Data extracted from a collection
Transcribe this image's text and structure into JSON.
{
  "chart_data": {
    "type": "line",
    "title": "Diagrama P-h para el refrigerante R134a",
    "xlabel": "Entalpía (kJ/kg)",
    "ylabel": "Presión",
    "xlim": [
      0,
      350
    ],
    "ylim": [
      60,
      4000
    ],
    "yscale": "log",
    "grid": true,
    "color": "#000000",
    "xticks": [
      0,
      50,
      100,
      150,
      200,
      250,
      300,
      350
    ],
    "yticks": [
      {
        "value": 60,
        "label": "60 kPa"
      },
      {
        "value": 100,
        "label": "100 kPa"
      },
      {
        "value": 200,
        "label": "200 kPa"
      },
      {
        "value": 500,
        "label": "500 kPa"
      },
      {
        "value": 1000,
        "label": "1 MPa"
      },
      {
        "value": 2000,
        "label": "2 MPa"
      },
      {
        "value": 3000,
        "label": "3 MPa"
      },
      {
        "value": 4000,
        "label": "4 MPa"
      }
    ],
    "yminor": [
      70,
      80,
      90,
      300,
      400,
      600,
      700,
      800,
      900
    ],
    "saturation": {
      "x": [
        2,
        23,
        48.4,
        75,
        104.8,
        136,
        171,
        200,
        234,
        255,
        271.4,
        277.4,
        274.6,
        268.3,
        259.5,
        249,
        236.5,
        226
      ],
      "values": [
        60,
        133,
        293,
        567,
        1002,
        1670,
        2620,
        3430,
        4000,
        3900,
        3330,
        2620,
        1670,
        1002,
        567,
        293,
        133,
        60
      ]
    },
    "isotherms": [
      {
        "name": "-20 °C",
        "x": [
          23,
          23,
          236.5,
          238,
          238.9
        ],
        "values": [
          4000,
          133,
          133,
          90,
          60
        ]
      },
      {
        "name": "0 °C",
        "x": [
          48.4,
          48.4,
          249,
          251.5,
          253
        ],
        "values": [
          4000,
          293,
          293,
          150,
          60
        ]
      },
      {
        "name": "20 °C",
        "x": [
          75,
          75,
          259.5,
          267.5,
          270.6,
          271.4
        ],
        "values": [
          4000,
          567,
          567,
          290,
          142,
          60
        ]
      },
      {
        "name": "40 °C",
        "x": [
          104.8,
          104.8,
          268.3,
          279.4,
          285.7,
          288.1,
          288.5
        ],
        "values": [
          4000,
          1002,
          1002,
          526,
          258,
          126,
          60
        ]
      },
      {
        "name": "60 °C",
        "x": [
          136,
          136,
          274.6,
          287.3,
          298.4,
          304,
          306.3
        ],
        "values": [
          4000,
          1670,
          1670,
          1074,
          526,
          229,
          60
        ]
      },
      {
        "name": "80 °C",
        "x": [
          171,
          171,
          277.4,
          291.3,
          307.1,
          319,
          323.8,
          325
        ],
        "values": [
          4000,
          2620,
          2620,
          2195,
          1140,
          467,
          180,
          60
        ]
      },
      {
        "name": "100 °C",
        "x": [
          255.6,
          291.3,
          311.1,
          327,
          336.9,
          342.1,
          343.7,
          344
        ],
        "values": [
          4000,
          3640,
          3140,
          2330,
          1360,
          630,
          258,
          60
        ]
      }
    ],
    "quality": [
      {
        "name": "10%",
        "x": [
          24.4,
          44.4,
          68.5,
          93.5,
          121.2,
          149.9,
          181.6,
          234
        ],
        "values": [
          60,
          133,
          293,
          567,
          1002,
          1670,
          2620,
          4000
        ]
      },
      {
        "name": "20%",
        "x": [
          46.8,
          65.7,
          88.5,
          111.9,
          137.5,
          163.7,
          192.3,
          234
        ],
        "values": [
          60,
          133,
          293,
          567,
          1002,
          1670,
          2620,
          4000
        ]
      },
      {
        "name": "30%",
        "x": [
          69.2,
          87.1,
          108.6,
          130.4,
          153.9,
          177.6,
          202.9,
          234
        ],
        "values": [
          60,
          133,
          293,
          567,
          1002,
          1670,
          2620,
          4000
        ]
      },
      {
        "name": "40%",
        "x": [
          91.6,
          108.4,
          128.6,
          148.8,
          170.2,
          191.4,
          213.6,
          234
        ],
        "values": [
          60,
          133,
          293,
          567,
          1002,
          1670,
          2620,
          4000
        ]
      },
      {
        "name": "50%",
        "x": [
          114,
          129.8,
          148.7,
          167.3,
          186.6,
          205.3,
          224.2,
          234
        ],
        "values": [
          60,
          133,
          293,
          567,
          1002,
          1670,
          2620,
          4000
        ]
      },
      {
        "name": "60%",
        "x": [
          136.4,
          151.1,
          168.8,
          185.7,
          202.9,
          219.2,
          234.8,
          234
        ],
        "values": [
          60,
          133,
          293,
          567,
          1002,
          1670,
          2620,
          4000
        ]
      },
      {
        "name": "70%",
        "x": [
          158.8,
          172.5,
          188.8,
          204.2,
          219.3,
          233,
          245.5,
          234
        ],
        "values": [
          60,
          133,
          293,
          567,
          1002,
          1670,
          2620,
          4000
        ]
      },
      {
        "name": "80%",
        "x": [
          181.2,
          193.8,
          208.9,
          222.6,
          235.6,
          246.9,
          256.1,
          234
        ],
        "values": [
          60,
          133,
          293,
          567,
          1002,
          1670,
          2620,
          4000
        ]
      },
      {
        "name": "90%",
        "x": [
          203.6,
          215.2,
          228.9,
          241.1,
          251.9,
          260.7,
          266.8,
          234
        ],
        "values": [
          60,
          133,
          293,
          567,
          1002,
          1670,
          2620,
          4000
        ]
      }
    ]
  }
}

● **Objective**
Retype the listing above in full, with no alterations.

● **Answer to the problem**
Transcribe this image's text and structure into JSON.
{
  "chart_data": {
    "type": "line",
    "title": "Diagrama P-h para el refrigerante R134a",
    "xlabel": "Entalpía (kJ/kg)",
    "ylabel": "Presión",
    "xlim": [
      0,
      350
    ],
    "ylim": [
      60,
      4000
    ],
    "yscale": "log",
    "grid": true,
    "color": "#000000",
    "xticks": [
      0,
      50,
      100,
      150,
      200,
      250,
      300,
      350
    ],
    "yticks": [
      {
        "value": 60,
        "label": "60 kPa"
      },
      {
        "value": 100,
        "label": "100 kPa"
      },
      {
        "value": 200,
        "label": "200 kPa"
      },
      {
        "value": 500,
        "label": "500 kPa"
      },
      {
        "value": 1000,
        "label": "1 MPa"
      },
      {
        "value": 2000,
        "label": "2 MPa"
      },
      {
        "value": 3000,
        "label": "3 MPa"
      },
      {
        "value": 4000,
        "label": "4 MPa"
      }
    ],
    "yminor": [
      70,
      80,
      90,
      300,
      400,
      600,
      700,
      800,
      900
    ],
    "saturation": {
      "x": [
        2,
        23,
        48.4,
        75,
        104.8,
        136,
        171,
        200,
        234,
        255,
        271.4,
        277.4,
        274.6,
        268.3,
        259.5,
        249,
        236.5,
        226
      ],
      "values": [
        60,
        133,
        293,
        567,
        1002,
        1670,
        2620,
        3430,
        4000,
        3900,
        3330,
        2620,
        1670,
        1002,
        567,
        293,
        133,
        60
      ]
    },
    "isotherms": [
      {
        "name": "-20 °C",
        "x": [
          23,
          23,
          236.5,
          238,
          238.9
        ],
        "values": [
          4000,
          133,
          133,
          90,
          60
        ]
      },
      {
        "name": "0 °C",
        "x": [
          48.4,
          48.4,
          249,
          251.5,
          253
        ],
        "values": [
          4000,
          293,
          293,
          150,
          60
        ]
      },
      {
        "name": "20 °C",
        "x": [
          75,
          75,
          259.5,
          267.5,
          270.6,
          271.4
        ],
        "values": [
          4000,
          567,
          567,
          290,
          142,
          60
        ]
      },
      {
        "name": "40 °C",
        "x": [
          104.8,
          104.8,
          268.3,
          279.4,
          285.7,
          288.1,
          288.5
        ],
        "values": [
          4000,
          1002,
          1002,
          526,
          258,
          126,
          60
        ]
      },
      {
        "name": "60 °C",
        "x": [
          136,
          136,
          274.6,
          287.3,
          298.4,
          304,
          306.3
        ],
        "values": [
          4000,
          1670,
          1670,
          1074,
          526,
          229,
          60
        ]
      },
      {
        "name": "80 °C",
        "x": [
          171,
          171,
          277.4,
          291.3,
          307.1,
          319,
          323.8,
          325
        ],
        "values": [
          4000,
          2620,
          2620,
          2195,
          1140,
          467,
          180,
          60
        ]
      },
      {
        "name": "100 °C",
        "x": [
          255.6,
          291.3,
          311.1,
          327,
          336.9,
          342.1,
          343.7,
          344
        ],
        "values": [
          4000,
          3640,
          3140,
          2330,
          1360,
          630,
          258,
          60
        ]
      }
    ],
    "quality": [
      {
        "name": "10%",
        "x": [
          24.4,
          44.4,
          68.5,
          93.5,
          121.2,
          149.9,
          181.6,
          234
        ],
        "values": [
          60,
          133,
          293,
          567,
          1002,
          1670,
          2620,
          4000
        ]
      },
      {
        "name": "20%",
        "x": [
          46.8,
          65.7,
          88.5,
          111.9,
          137.5,
          163.7,
          192.3,
          234
        ],
        "values": [
          60,
          133,
          293,
          567,
          1002,
          1670,
          2620,
          4000
        ]
      },
      {
        "name": "30%",
        "x": [
          69.2,
          87.1,
          108.6,
          130.4,
          153.9,
          177.6,
          202.9,
          234
        ],
        "values": [
          60,
          133,
          293,
          567,
          1002,
          1670,
          2620,
          4000
        ]
      },
      {
        "name": "40%",
        "x": [
          91.6,
          108.4,
          128.6,
          148.8,
          170.2,
          191.4,
          213.6,
          234
        ],
        "values": [
          60,
          133,
          293,
          567,
          1002,
          1670,
          2620,
          4000
        ]
      },
      {
        "name": "50%",
        "x": [
          114,
          129.8,
          148.7,
          167.3,
          186.6,
          205.3,
          224.2,
          234
        ],
        "values": [
          60,
          133,
          293,
          567,
          1002,
          1670,
          2620,
          4000
        ]
      },
      {
        "name": "60%",
        "x": [
          136.4,
          151.1,
          168.8,
          185.7,
          202.9,
          219.2,
          234.8,
          234
        ],
        "values": [
          60,
          133,
          293,
          567,
          1002,
          1670,
          2620,
          4000
        ]
      },
      {
        "name": "70%",
        "x": [
          158.8,
          172.5,
          188.8,
          204.2,
          219.3,
          233,
          245.5,
          234
        ],
        "values": [
          60,
          133,
          293,
          567,
          1002,
          1670,
          2620,
          4000
        ]
      },
      {
        "name": "80%",
        "x": [
          181.2,
          193.8,
          208.9,
          222.6,
          235.6,
          246.9,
          256.1,
          234
        ],
        "values": [
          60,
          133,
          293,
          567,
          1002,
          1670,
          2620,
          4000
        ]
      },
      {
        "name": "90%",
        "x": [
          203.6,
          215.2,
          228.9,
          241.1,
          251.9,
          260.7,
          266.8,
          234
        ],
        "values": [
          60,
          133,
          293,
          567,
          1002,
          1670,
          2620,
          4000
        ]
      }
    ]
  }
}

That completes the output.